# WHAT YOU SHOULD DO:
Reproduce every entry below precisely; do not include the pictures.

# RECORD SET:
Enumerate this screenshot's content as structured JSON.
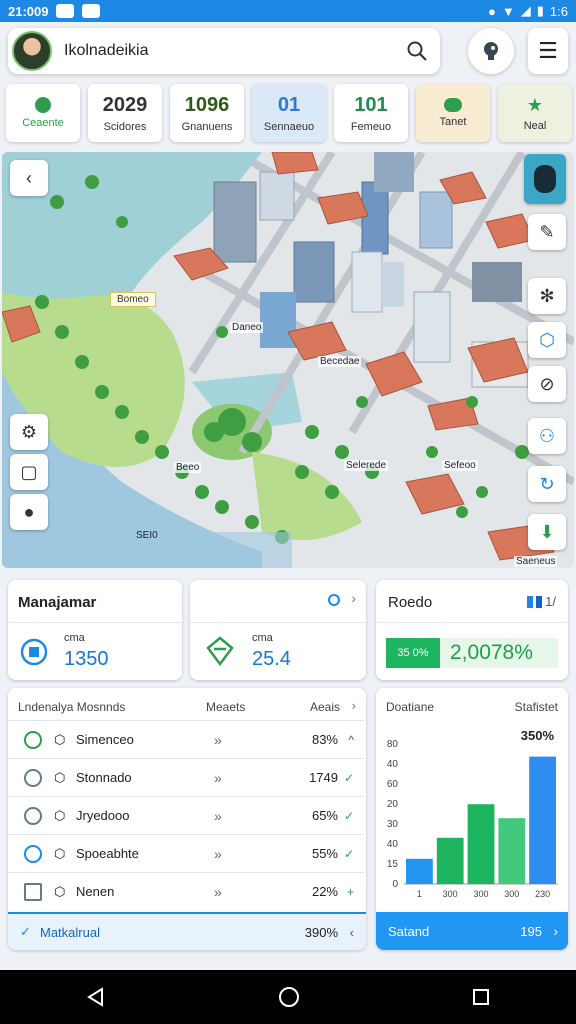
{
  "status_bar": {
    "time": "21:009",
    "right_text": "1:6"
  },
  "header": {
    "title": "Ikolnadeikia"
  },
  "stats": [
    {
      "value": "",
      "label": "Ceaente"
    },
    {
      "value": "2029",
      "label": "Scidores"
    },
    {
      "value": "1096",
      "label": "Gnanuens"
    },
    {
      "value": "01",
      "label": "Sennaeuo"
    },
    {
      "value": "101",
      "label": "Femeuo"
    },
    {
      "value": "",
      "label": "Tanet"
    },
    {
      "value": "",
      "label": "Neal"
    }
  ],
  "map": {
    "labels": {
      "callout": "Bomeo",
      "bottom": "SEI0",
      "p1": "Daneo",
      "p2": "Beeo",
      "p3": "Sel",
      "p4": "Becedae",
      "p5": "Sefeoo",
      "p6": "Selerede",
      "p7": "Saeneus"
    }
  },
  "management": {
    "title": "Manajamar",
    "mini1": "cma",
    "num1": "1350",
    "mini2": "cma",
    "num2": "25.4"
  },
  "rooted": {
    "title": "Roedo",
    "ratio": "1/",
    "badge": "35 0%",
    "value": "2,0078%"
  },
  "list": {
    "header_left": "Lndenalya Mosnnds",
    "header_mid": "Meaets",
    "header_right": "Aeais",
    "rows": [
      {
        "name": "Simenceo",
        "pct": "83%",
        "chev": "^"
      },
      {
        "name": "Stonnado",
        "pct": "1749",
        "chev": "✓"
      },
      {
        "name": "Jryedooo",
        "pct": "65%",
        "chev": "✓"
      },
      {
        "name": "Spoeabhte",
        "pct": "55%",
        "chev": "✓"
      },
      {
        "name": "Nenen",
        "pct": "22%",
        "chev": "+"
      }
    ],
    "footer_label": "Matkalrual",
    "footer_value": "390%"
  },
  "chart_panel": {
    "header_left": "Doatiane",
    "header_right": "Stafistet",
    "top_value": "350%",
    "footer_label": "Satand",
    "footer_value": "195"
  },
  "chart_data": {
    "type": "bar",
    "categories": [
      "1",
      "300",
      "300",
      "300",
      "230"
    ],
    "values": [
      18,
      33,
      57,
      47,
      91
    ],
    "ylim": [
      0,
      100
    ],
    "ytick_labels": [
      "0",
      "15",
      "40",
      "30",
      "20",
      "60",
      "40",
      "80"
    ],
    "colors": [
      "#2196f3",
      "#1eb560",
      "#1eb560",
      "#43c97d",
      "#2e8ef0"
    ]
  }
}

# RESULT:
Enumerate this screenshot's content as structured JSON.
{
  "status_bar": {
    "time": "21:009",
    "right_text": "1:6"
  },
  "header": {
    "title": "Ikolnadeikia"
  },
  "stats": [
    {
      "value": "",
      "label": "Ceaente"
    },
    {
      "value": "2029",
      "label": "Scidores"
    },
    {
      "value": "1096",
      "label": "Gnanuens"
    },
    {
      "value": "01",
      "label": "Sennaeuo"
    },
    {
      "value": "101",
      "label": "Femeuo"
    },
    {
      "value": "",
      "label": "Tanet"
    },
    {
      "value": "",
      "label": "Neal"
    }
  ],
  "map": {
    "labels": {
      "callout": "Bomeo",
      "bottom": "SEI0",
      "p1": "Daneo",
      "p2": "Beeo",
      "p3": "Sel",
      "p4": "Becedae",
      "p5": "Sefeoo",
      "p6": "Selerede",
      "p7": "Saeneus"
    }
  },
  "management": {
    "title": "Manajamar",
    "mini1": "cma",
    "num1": "1350",
    "mini2": "cma",
    "num2": "25.4"
  },
  "rooted": {
    "title": "Roedo",
    "ratio": "1/",
    "badge": "35 0%",
    "value": "2,0078%"
  },
  "list": {
    "header_left": "Lndenalya Mosnnds",
    "header_mid": "Meaets",
    "header_right": "Aeais",
    "rows": [
      {
        "name": "Simenceo",
        "pct": "83%",
        "chev": "^"
      },
      {
        "name": "Stonnado",
        "pct": "1749",
        "chev": "✓"
      },
      {
        "name": "Jryedooo",
        "pct": "65%",
        "chev": "✓"
      },
      {
        "name": "Spoeabhte",
        "pct": "55%",
        "chev": "✓"
      },
      {
        "name": "Nenen",
        "pct": "22%",
        "chev": "+"
      }
    ],
    "footer_label": "Matkalrual",
    "footer_value": "390%"
  },
  "chart_panel": {
    "header_left": "Doatiane",
    "header_right": "Stafistet",
    "top_value": "350%",
    "footer_label": "Satand",
    "footer_value": "195"
  },
  "chart_data": {
    "type": "bar",
    "categories": [
      "1",
      "300",
      "300",
      "300",
      "230"
    ],
    "values": [
      18,
      33,
      57,
      47,
      91
    ],
    "ylim": [
      0,
      100
    ],
    "ytick_labels": [
      "0",
      "15",
      "40",
      "30",
      "20",
      "60",
      "40",
      "80"
    ],
    "colors": [
      "#2196f3",
      "#1eb560",
      "#1eb560",
      "#43c97d",
      "#2e8ef0"
    ]
  }
}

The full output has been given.